[Recorded data]
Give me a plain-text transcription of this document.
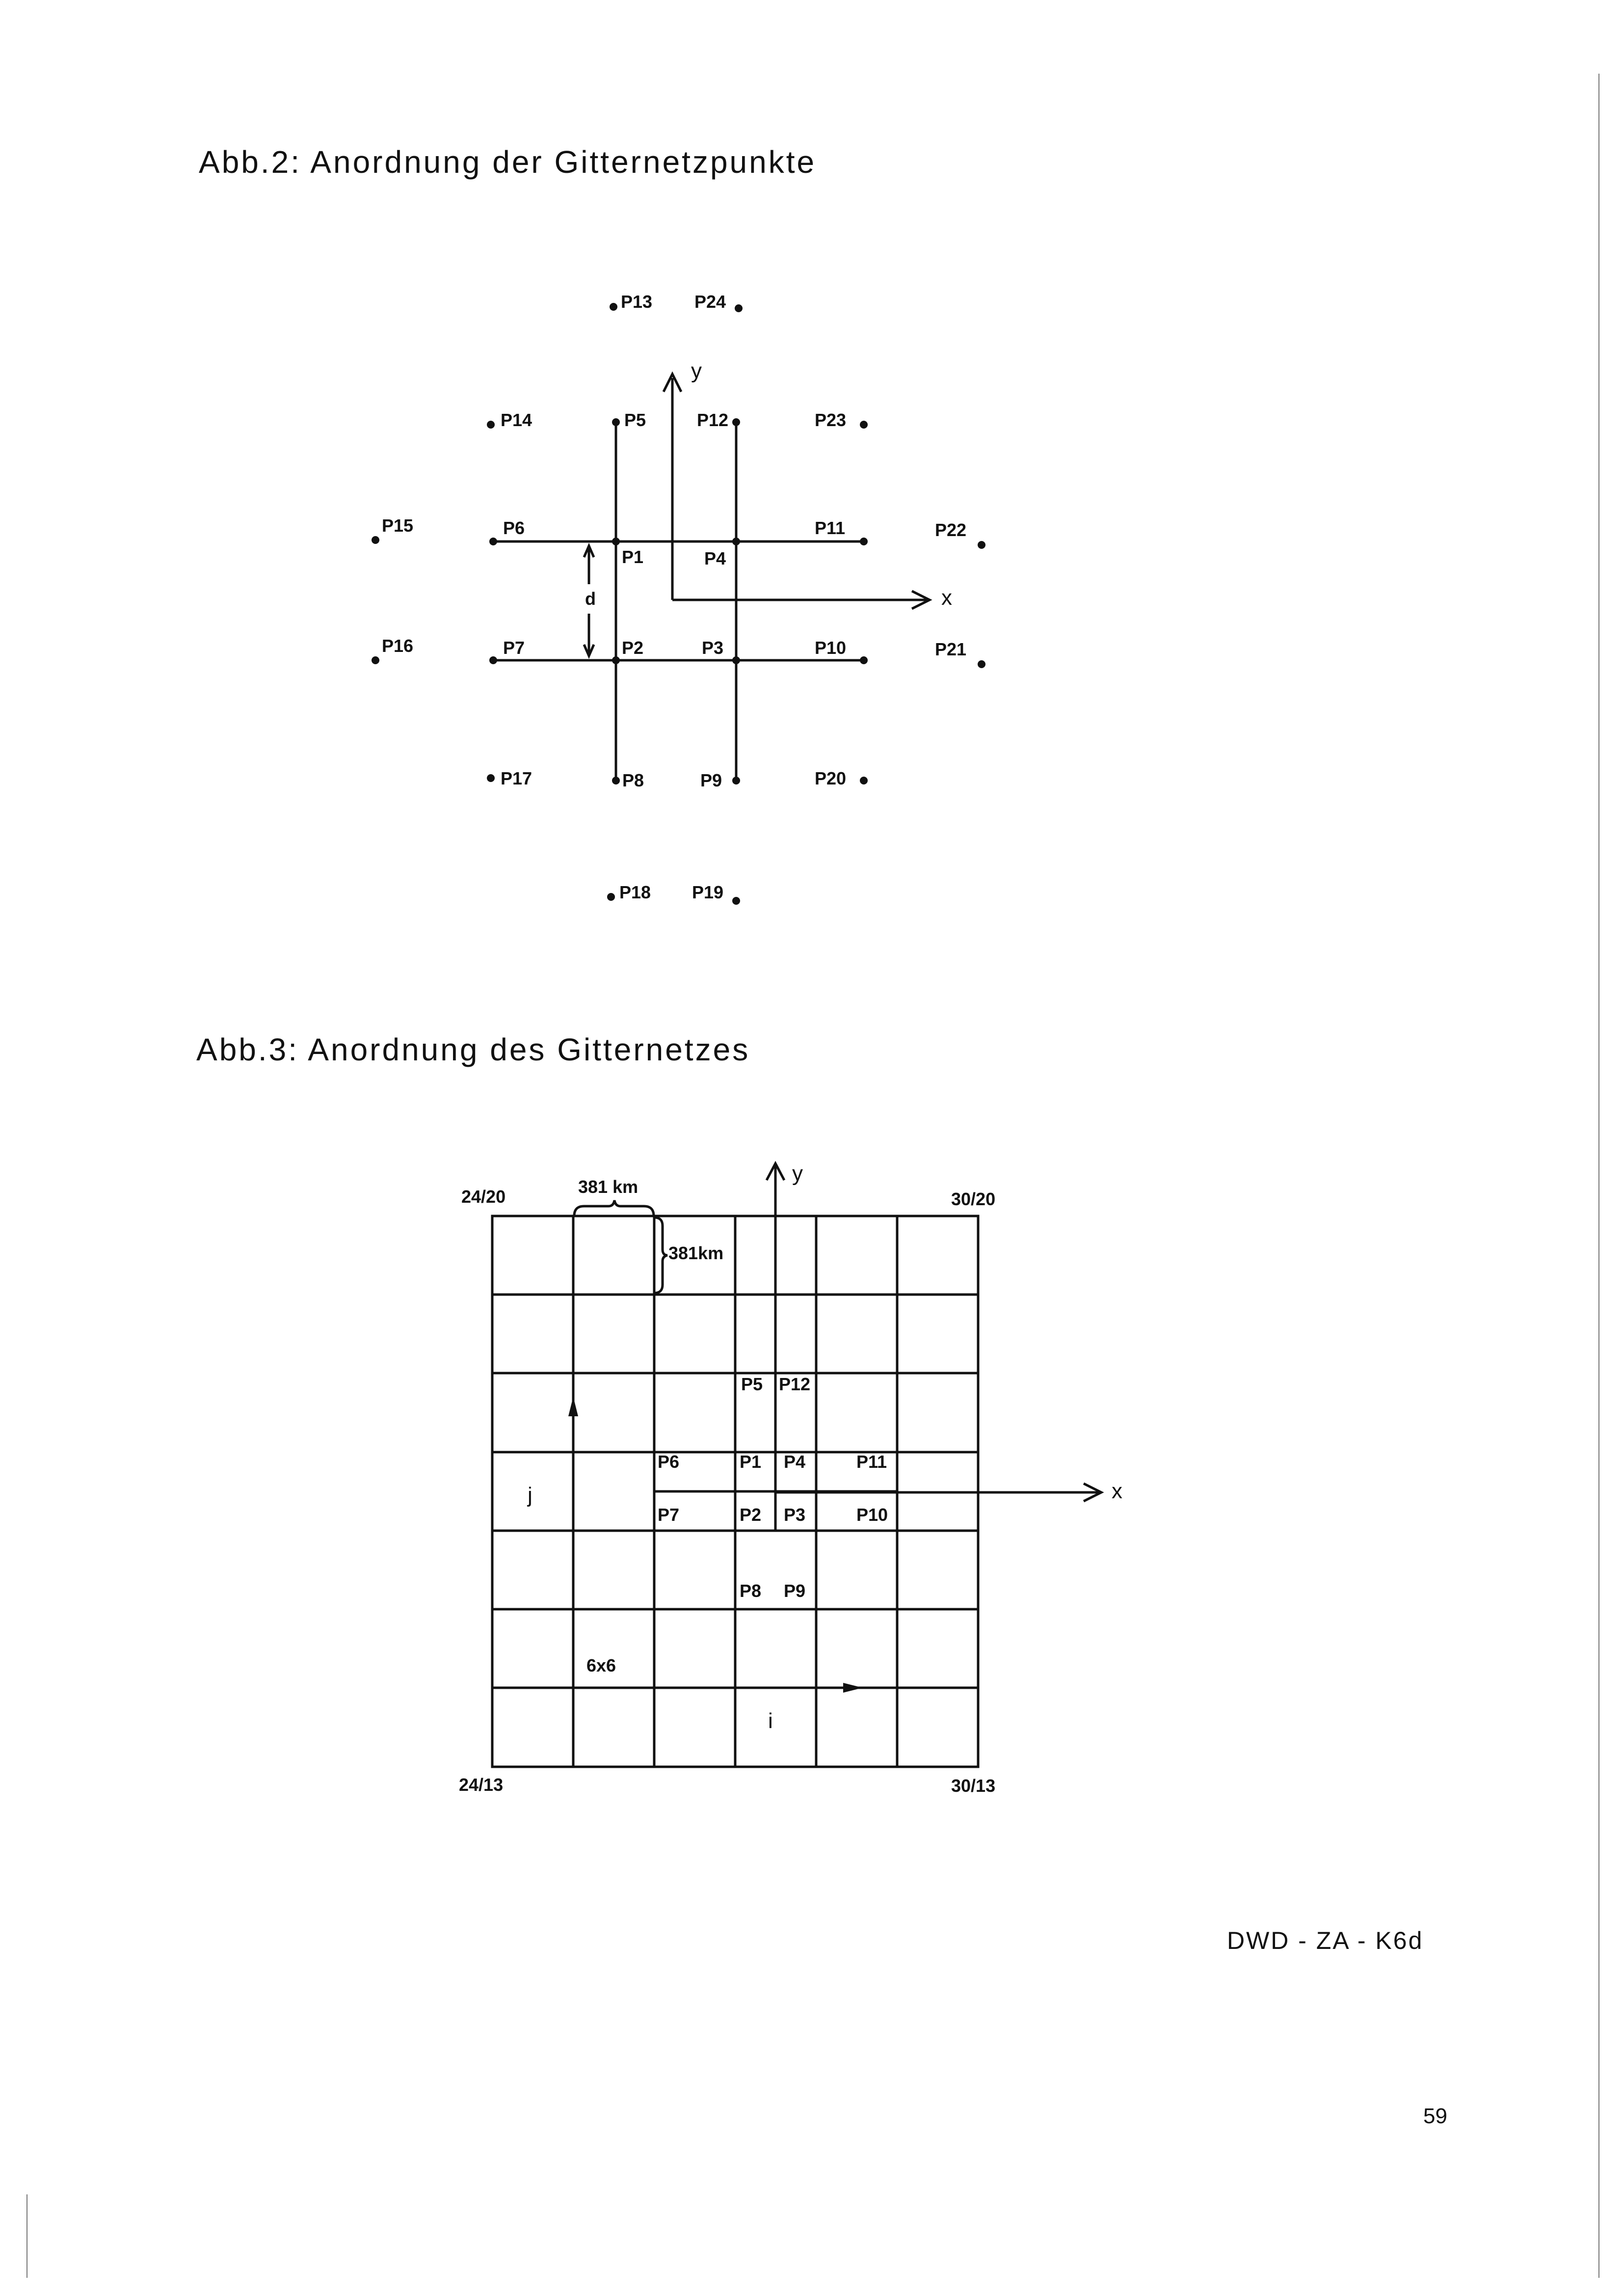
Abb.2: Anordnung der Gitternetzpunkte
y
x
d
P1
P2	P3
P4
P5
P6
P7
P8	P9
P10
P11
P12
P13
P14
P15
P16
P17
P18 P19
P20
P21
P22
P23
P24
Abb.3: Anordnung des Gitternetzes
y
x
j
i
381 km
381km
24/20	30/20
24/13	30/13
6x6
P5 P12
P6	P1 P4	P11
P7	P2 P3	P10
P8 P9
DWD - ZA - K6d
59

Instructions for the task: Only a number is expected here: the count of lines in the listing that hold the string "Anordnung".

Solution for this exercise: 2